# Linear Classifier

Using the SGD classifier from scikit to create a two-dimensional linear classifier for 3 classes

In [3]:
import csv

Xv = []
Yv = []

with open('spiral.csv') as csv_file:
    csv_reader = csv.reader(csv_file, delimiter=',')
    line_count = 0
    for row in csv_reader:
        if line_count != 0:
            Xv.append([float(row[0]), float(row[1])])
            Yv.append(int(row[2]))
        line_count+=1

In [4]:
import numpy as np
from sklearn import linear_model

# Build the SGDClassifier
X = np.array(Xv)
Y = np.array(Yv)
clf = linear_model.SGDClassifier(max_iter=1000, tol=1e-3)
clf.fit(X, Y)

print(clf.predict([[0.115,0.554]]))
print(clf.predict([[0, 0.022]]))
print(clf.predict([[-0.115,-0.554]]))
print(clf.predict([[0.215,0.554]]))

[1]
[2]
[2]
[1]


## Confusion Matrix


In [66]:
from sklearn.metrics import confusion_matrix
from sklearn.metrics import accuracy_score
import random

# Get confusion matrix
y_res = []
x_pred = []

for i in range(8):
    ri = random.choice(np.arange(Y.size))
    y_res.append(Y[ri])

........

→ Exercises to complete
• 1. Please explain in one to three sentences how the reading loop in the linear classifier notebook decides which rows of the file to store, and what it stores from each of them.
• 2. Answer these about the linear classifier notebook:
(a) Which file does the code read its data from?
(b) What value is given for max_iter when the classifier is built?
(c) What class is printed for the input [[0, 0.022]]?
The material that follows comes from a different source than the linear classifier notebook.

→ Supplied material

........

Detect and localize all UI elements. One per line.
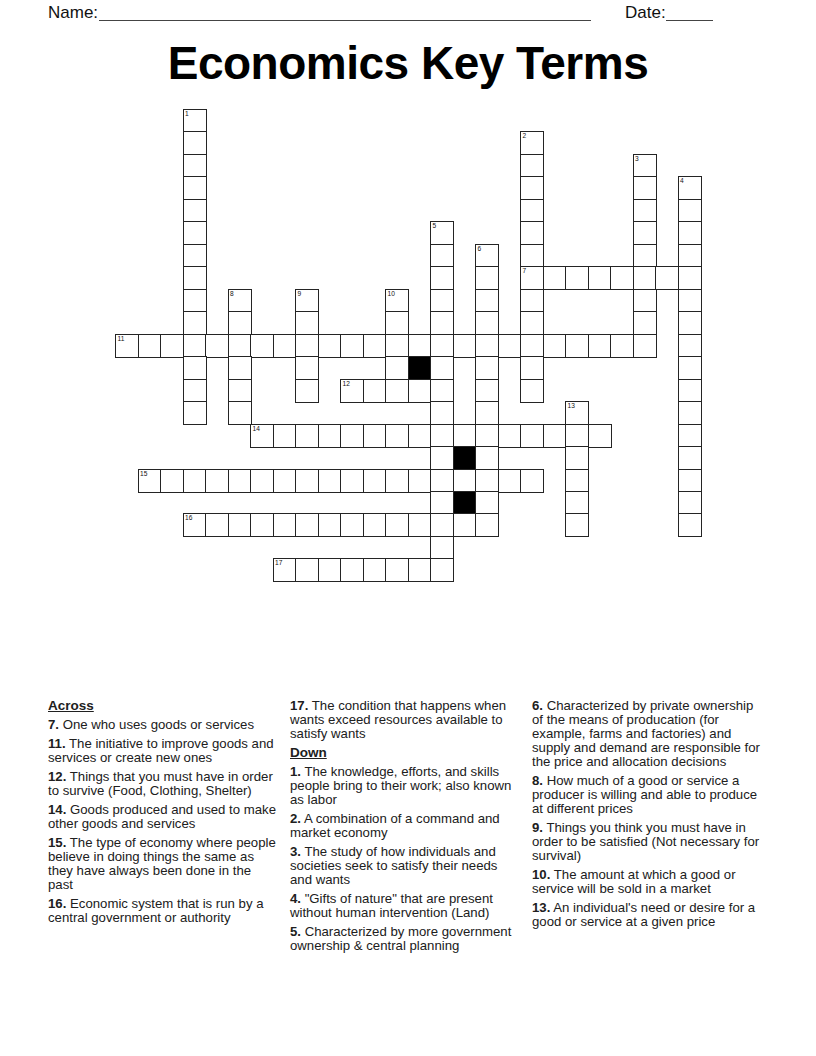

........

→ Answers to the tasks
• 1. The counter line_count starts at 0 and goes up by one after each row. A row is stored only when line_count is not 0, so the first row is skipped. For every other row, the first two columns go into Xv as floats and the third column goes into Yv as an integer.

• 2.
(a) spiral.csv
(b) 1000
(c) 2